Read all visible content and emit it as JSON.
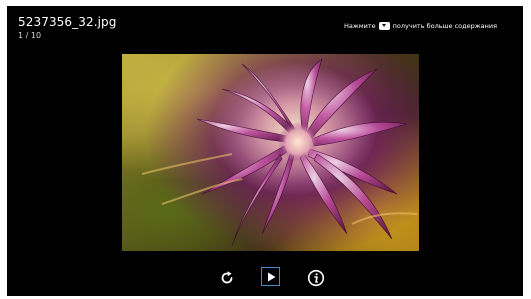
{
  "viewer": {
    "filename": "5237356_32.jpg",
    "counter": "1 / 10",
    "hint_before": "Нажмите",
    "hint_after": "получить больше содержания",
    "hint_key_icon": "down-arrow-key-icon"
  },
  "controls": {
    "items": [
      {
        "icon": "rotate-icon",
        "selected": false
      },
      {
        "icon": "slideshow-play-icon",
        "selected": true
      },
      {
        "icon": "info-icon",
        "selected": false
      }
    ],
    "focus_color": "#3f8fd0",
    "icon_color": "#ffffff"
  },
  "photo": {
    "subject": "macro-flower-photo",
    "colors": [
      "#8e2b7c",
      "#d4c24a",
      "#d3a21d",
      "#f2dcc6"
    ]
  }
}
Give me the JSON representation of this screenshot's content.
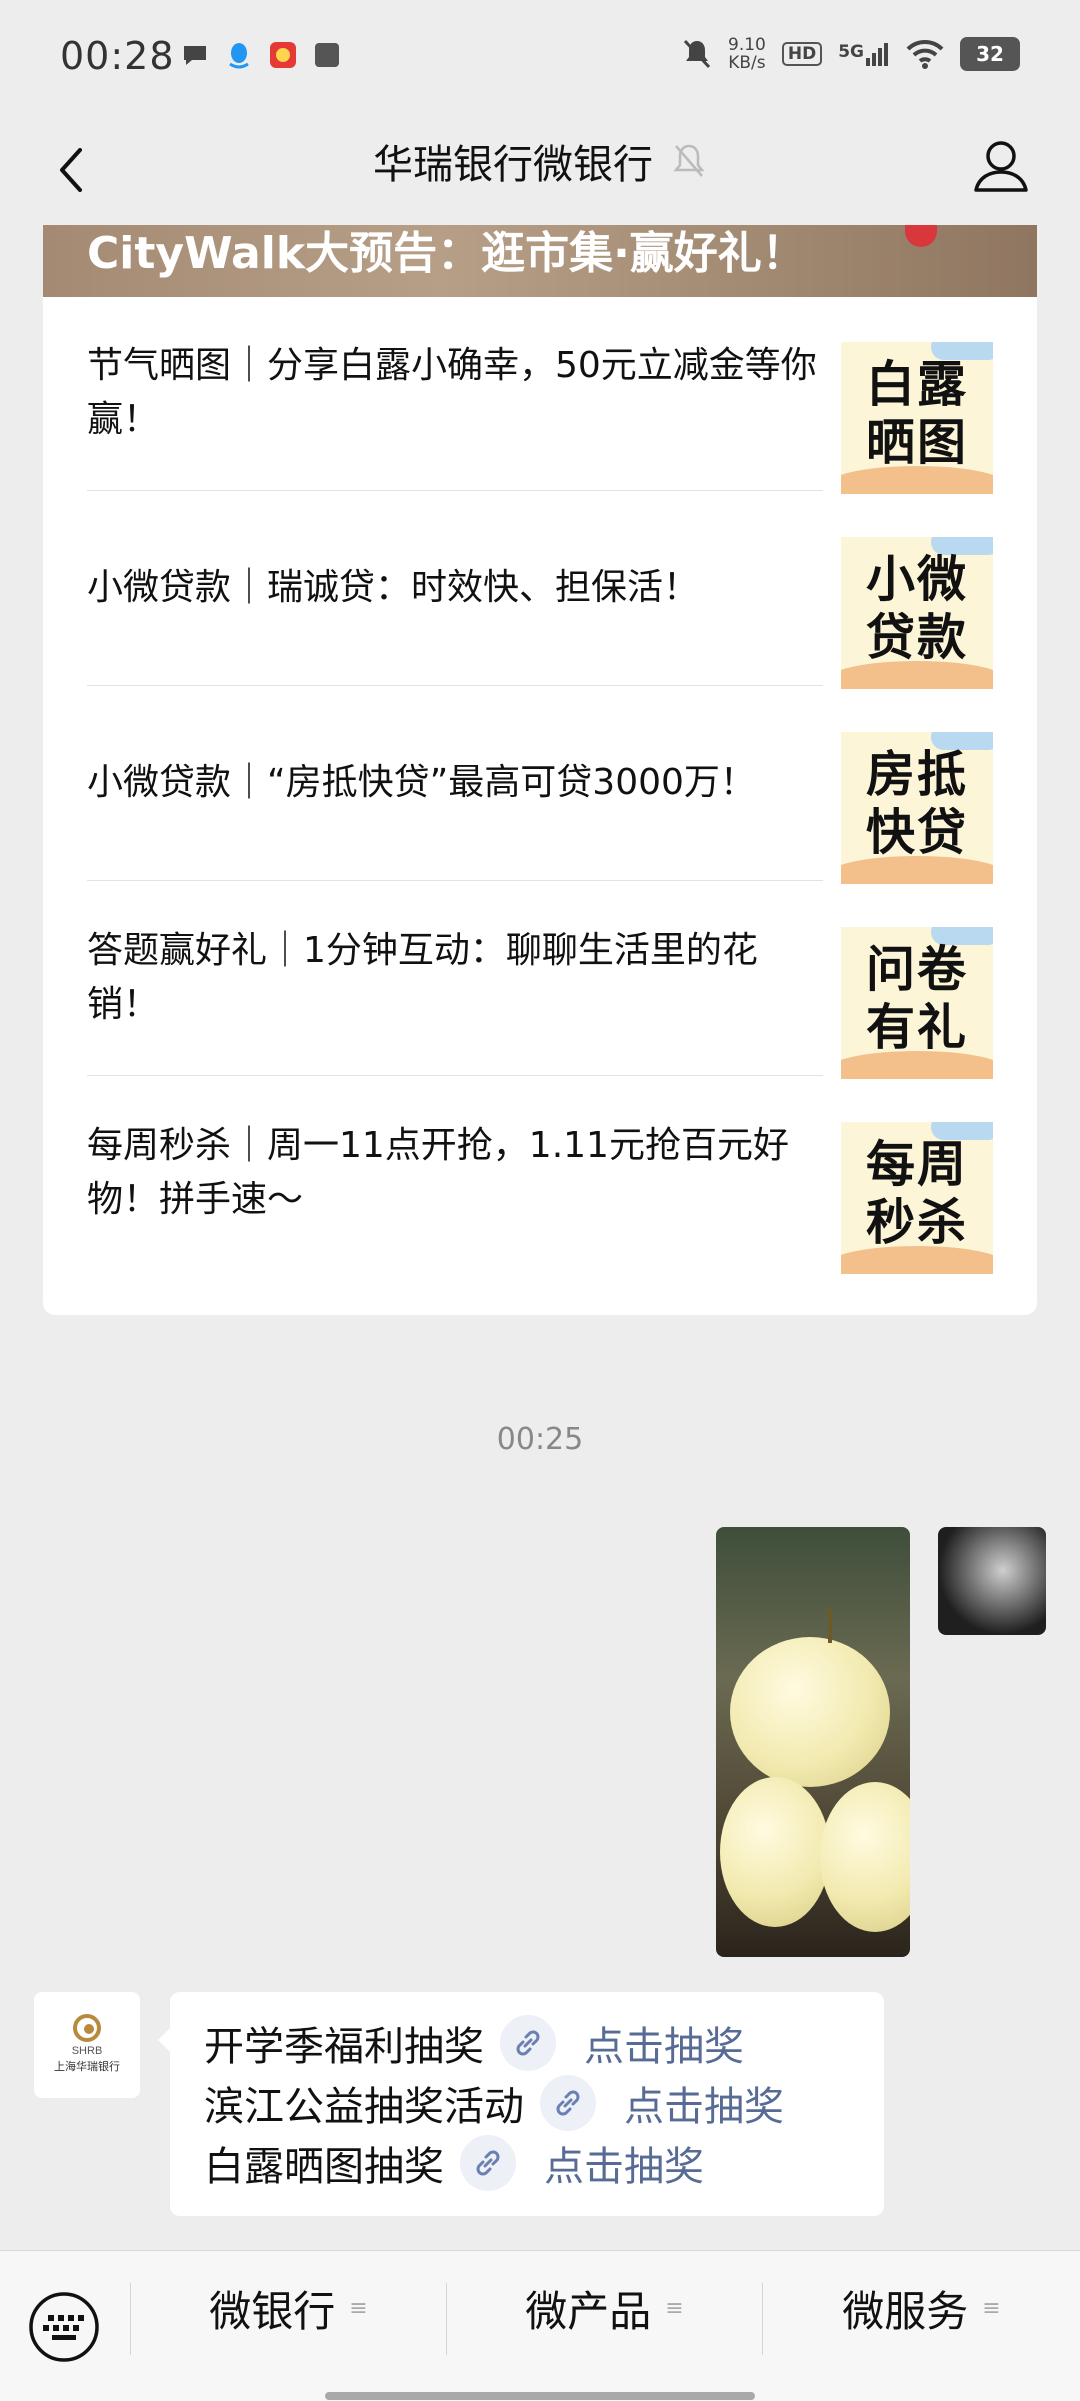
{
  "status_bar": {
    "time": "00:28",
    "net_speed": "9.10",
    "net_unit": "KB/s",
    "hd": "HD",
    "signal": "5G",
    "battery": "32"
  },
  "nav": {
    "title": "华瑞银行微银行"
  },
  "card": {
    "banner_text": "CityWalk大预告：逛市集·赢好礼！",
    "items": [
      {
        "title": "节气晒图｜分享白露小确幸，50元立减金等你赢！",
        "thumb": "白露晒图"
      },
      {
        "title": "小微贷款｜瑞诚贷：时效快、担保活！",
        "thumb": "小微贷款"
      },
      {
        "title": "小微贷款｜“房抵快贷”最高可贷3000万！",
        "thumb": "房抵快贷"
      },
      {
        "title": "答题赢好礼｜1分钟互动：聊聊生活里的花销！",
        "thumb": "问卷有礼"
      },
      {
        "title": "每周秒杀｜周一11点开抢，1.11元抢百元好物！拼手速～",
        "thumb": "每周秒杀"
      }
    ]
  },
  "chat": {
    "timestamp": "00:25",
    "bot_logo_en": "SHRB",
    "bot_logo_cn": "上海华瑞银行",
    "lines": [
      {
        "text": "开学季福利抽奖",
        "link": "点击抽奖"
      },
      {
        "text": "滨江公益抽奖活动",
        "link": "点击抽奖"
      },
      {
        "text": "白露晒图抽奖",
        "link": "点击抽奖"
      }
    ]
  },
  "bottom_menu": {
    "items": [
      "微银行",
      "微产品",
      "微服务"
    ],
    "menu_indicator": "≡"
  },
  "colors": {
    "link": "#576b95",
    "background": "#ededed"
  }
}
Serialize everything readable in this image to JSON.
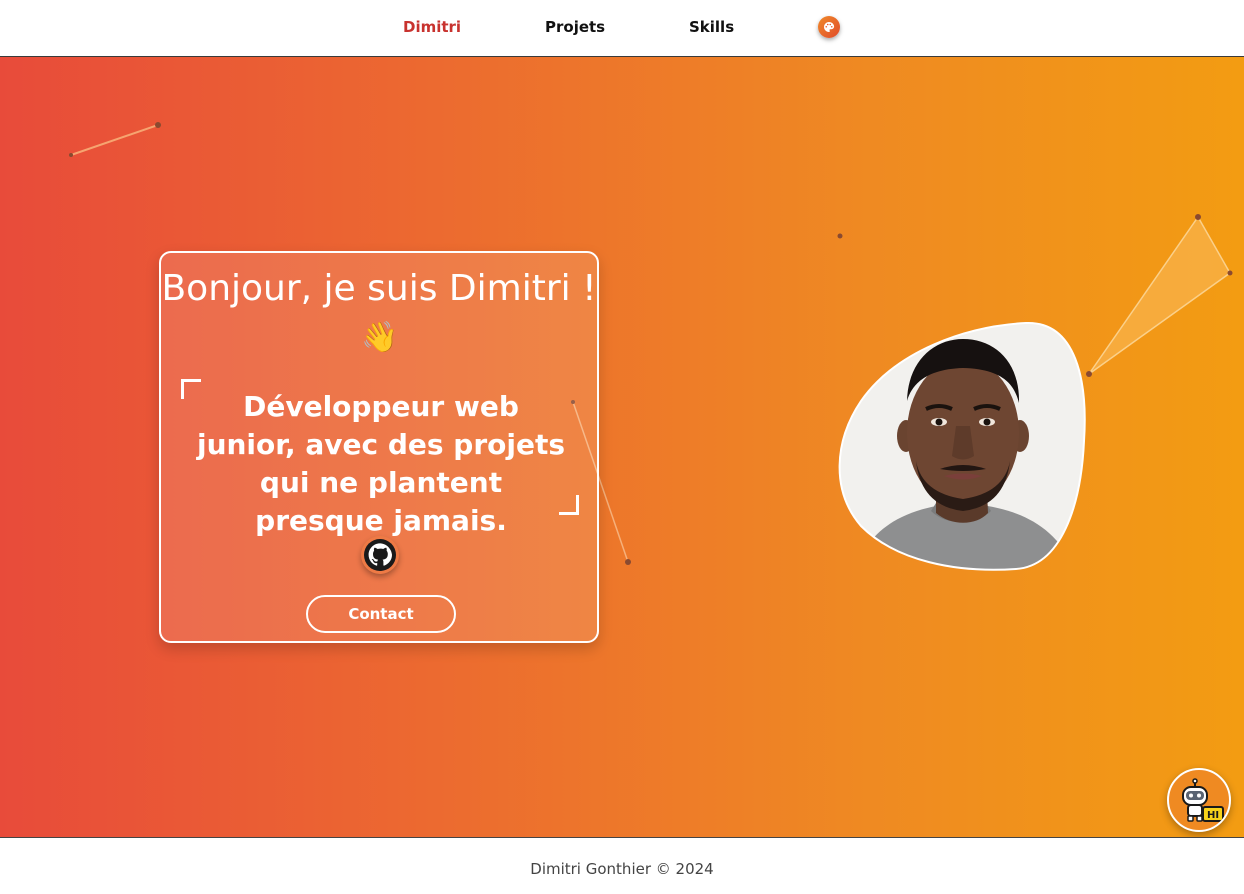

_ _ _ _ _

Prompt.
Give the number of lines in the data that contain "title", with no other words.

Solution.
6